§ **Objective**:
Every entry that follows should be repeated exactly; drop the images.
■ ■ ■ ■ ■ ■ ■
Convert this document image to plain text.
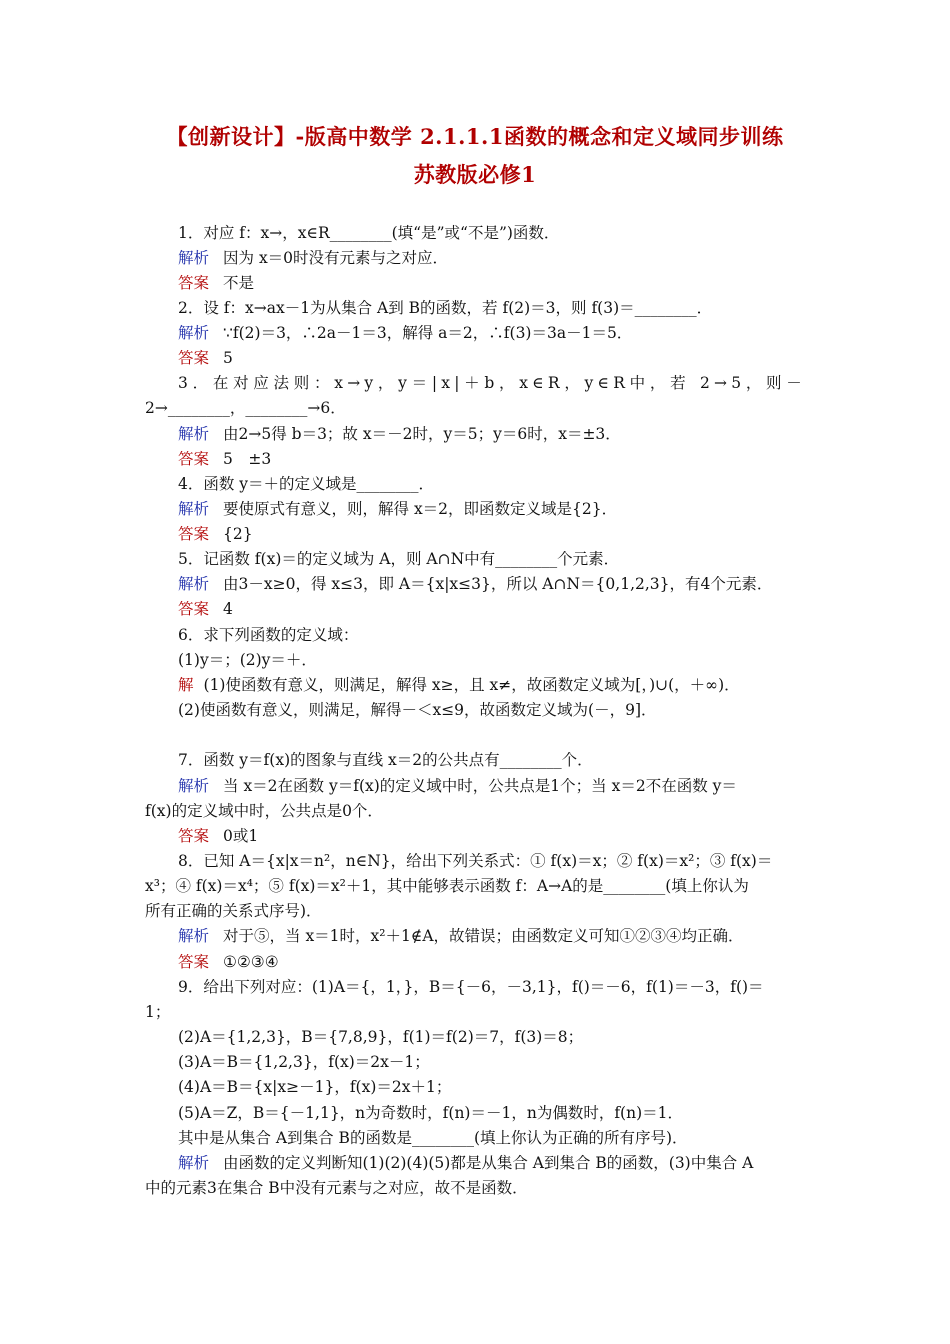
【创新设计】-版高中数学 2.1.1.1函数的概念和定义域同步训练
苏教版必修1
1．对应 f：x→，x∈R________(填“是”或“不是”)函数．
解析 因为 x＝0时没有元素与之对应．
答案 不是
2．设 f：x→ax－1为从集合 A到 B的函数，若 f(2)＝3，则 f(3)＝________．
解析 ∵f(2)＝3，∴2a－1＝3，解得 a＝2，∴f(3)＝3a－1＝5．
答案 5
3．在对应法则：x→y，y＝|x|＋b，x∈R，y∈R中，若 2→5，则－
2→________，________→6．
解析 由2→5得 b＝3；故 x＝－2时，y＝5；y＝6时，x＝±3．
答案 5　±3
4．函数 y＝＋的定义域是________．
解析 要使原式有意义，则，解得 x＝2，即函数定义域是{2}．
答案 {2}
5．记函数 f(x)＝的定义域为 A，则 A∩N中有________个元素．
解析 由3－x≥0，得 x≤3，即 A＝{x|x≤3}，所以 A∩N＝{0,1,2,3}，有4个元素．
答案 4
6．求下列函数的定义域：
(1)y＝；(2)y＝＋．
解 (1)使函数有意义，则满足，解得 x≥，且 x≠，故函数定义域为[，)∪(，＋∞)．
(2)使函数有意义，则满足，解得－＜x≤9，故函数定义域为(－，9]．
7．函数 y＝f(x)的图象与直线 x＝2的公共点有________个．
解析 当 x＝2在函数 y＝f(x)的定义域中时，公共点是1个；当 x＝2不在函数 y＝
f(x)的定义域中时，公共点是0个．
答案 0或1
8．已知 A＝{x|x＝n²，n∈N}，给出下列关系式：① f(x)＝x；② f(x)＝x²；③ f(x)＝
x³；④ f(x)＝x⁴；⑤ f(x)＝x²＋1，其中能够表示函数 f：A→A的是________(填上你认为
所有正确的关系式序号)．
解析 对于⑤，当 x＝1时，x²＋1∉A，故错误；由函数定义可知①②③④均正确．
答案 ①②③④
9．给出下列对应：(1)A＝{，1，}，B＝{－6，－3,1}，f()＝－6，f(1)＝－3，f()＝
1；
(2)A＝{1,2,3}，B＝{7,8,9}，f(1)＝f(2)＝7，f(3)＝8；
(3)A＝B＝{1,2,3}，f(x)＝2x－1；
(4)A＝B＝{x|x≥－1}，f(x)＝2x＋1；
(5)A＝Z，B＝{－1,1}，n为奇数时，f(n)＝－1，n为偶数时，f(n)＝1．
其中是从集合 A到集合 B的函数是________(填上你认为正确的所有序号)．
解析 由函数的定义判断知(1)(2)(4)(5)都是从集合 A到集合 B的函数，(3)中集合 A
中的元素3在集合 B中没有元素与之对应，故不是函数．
■ ■ ■ ■ ■ ■ ■
§ **Reply**:
Convert this document image to plain text.
【创新设计】-版高中数学 2.1.1.1函数的概念和定义域同步训练
苏教版必修1
1．对应 f：x→，x∈R________(填“是”或“不是”)函数．
解析 因为 x＝0时没有元素与之对应．
答案 不是
2．设 f：x→ax－1为从集合 A到 B的函数，若 f(2)＝3，则 f(3)＝________．
解析 ∵f(2)＝3，∴2a－1＝3，解得 a＝2，∴f(3)＝3a－1＝5．
答案 5
3．在对应法则：x→y，y＝|x|＋b，x∈R，y∈R中，若 2→5，则－
2→________，________→6．
解析 由2→5得 b＝3；故 x＝－2时，y＝5；y＝6时，x＝±3．
答案 5　±3
4．函数 y＝＋的定义域是________．
解析 要使原式有意义，则，解得 x＝2，即函数定义域是{2}．
答案 {2}
5．记函数 f(x)＝的定义域为 A，则 A∩N中有________个元素．
解析 由3－x≥0，得 x≤3，即 A＝{x|x≤3}，所以 A∩N＝{0,1,2,3}，有4个元素．
答案 4
6．求下列函数的定义域：
(1)y＝；(2)y＝＋．
解 (1)使函数有意义，则满足，解得 x≥，且 x≠，故函数定义域为[，)∪(，＋∞)．
(2)使函数有意义，则满足，解得－＜x≤9，故函数定义域为(－，9]．
7．函数 y＝f(x)的图象与直线 x＝2的公共点有________个．
解析 当 x＝2在函数 y＝f(x)的定义域中时，公共点是1个；当 x＝2不在函数 y＝
f(x)的定义域中时，公共点是0个．
答案 0或1
8．已知 A＝{x|x＝n²，n∈N}，给出下列关系式：① f(x)＝x；② f(x)＝x²；③ f(x)＝
x³；④ f(x)＝x⁴；⑤ f(x)＝x²＋1，其中能够表示函数 f：A→A的是________(填上你认为
所有正确的关系式序号)．
解析 对于⑤，当 x＝1时，x²＋1∉A，故错误；由函数定义可知①②③④均正确．
答案 ①②③④
9．给出下列对应：(1)A＝{，1，}，B＝{－6，－3,1}，f()＝－6，f(1)＝－3，f()＝
1；
(2)A＝{1,2,3}，B＝{7,8,9}，f(1)＝f(2)＝7，f(3)＝8；
(3)A＝B＝{1,2,3}，f(x)＝2x－1；
(4)A＝B＝{x|x≥－1}，f(x)＝2x＋1；
(5)A＝Z，B＝{－1,1}，n为奇数时，f(n)＝－1，n为偶数时，f(n)＝1．
其中是从集合 A到集合 B的函数是________(填上你认为正确的所有序号)．
解析 由函数的定义判断知(1)(2)(4)(5)都是从集合 A到集合 B的函数，(3)中集合 A
中的元素3在集合 B中没有元素与之对应，故不是函数．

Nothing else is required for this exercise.